_WHAT YOU ARE ASKED TO DO_: Write the material out again in full, word for word. Do not include the pictures.

== MATERIAL TO PROCESS ==

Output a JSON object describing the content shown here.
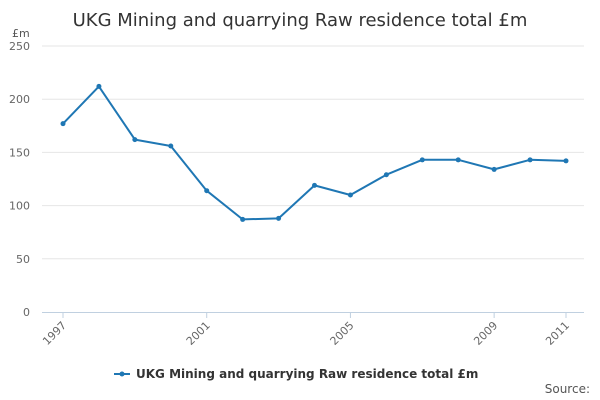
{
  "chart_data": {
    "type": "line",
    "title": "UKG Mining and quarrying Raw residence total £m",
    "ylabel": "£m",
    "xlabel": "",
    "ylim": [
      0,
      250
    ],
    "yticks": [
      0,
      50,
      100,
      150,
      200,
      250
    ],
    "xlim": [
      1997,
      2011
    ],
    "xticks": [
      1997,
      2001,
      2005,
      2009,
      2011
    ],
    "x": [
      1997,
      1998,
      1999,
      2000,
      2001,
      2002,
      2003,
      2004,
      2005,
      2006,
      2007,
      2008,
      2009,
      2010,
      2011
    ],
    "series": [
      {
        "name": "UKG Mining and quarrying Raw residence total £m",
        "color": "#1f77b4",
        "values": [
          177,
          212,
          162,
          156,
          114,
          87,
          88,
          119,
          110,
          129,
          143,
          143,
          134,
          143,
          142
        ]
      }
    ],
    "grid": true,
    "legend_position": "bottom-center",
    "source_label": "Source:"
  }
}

===

_FINISHED TASK_:
Output a JSON object describing the content shown here.
{
  "chart_data": {
    "type": "line",
    "title": "UKG Mining and quarrying Raw residence total £m",
    "ylabel": "£m",
    "xlabel": "",
    "ylim": [
      0,
      250
    ],
    "yticks": [
      0,
      50,
      100,
      150,
      200,
      250
    ],
    "xlim": [
      1997,
      2011
    ],
    "xticks": [
      1997,
      2001,
      2005,
      2009,
      2011
    ],
    "x": [
      1997,
      1998,
      1999,
      2000,
      2001,
      2002,
      2003,
      2004,
      2005,
      2006,
      2007,
      2008,
      2009,
      2010,
      2011
    ],
    "series": [
      {
        "name": "UKG Mining and quarrying Raw residence total £m",
        "color": "#1f77b4",
        "values": [
          177,
          212,
          162,
          156,
          114,
          87,
          88,
          119,
          110,
          129,
          143,
          143,
          134,
          143,
          142
        ]
      }
    ],
    "grid": true,
    "legend_position": "bottom-center",
    "source_label": "Source:"
  }
}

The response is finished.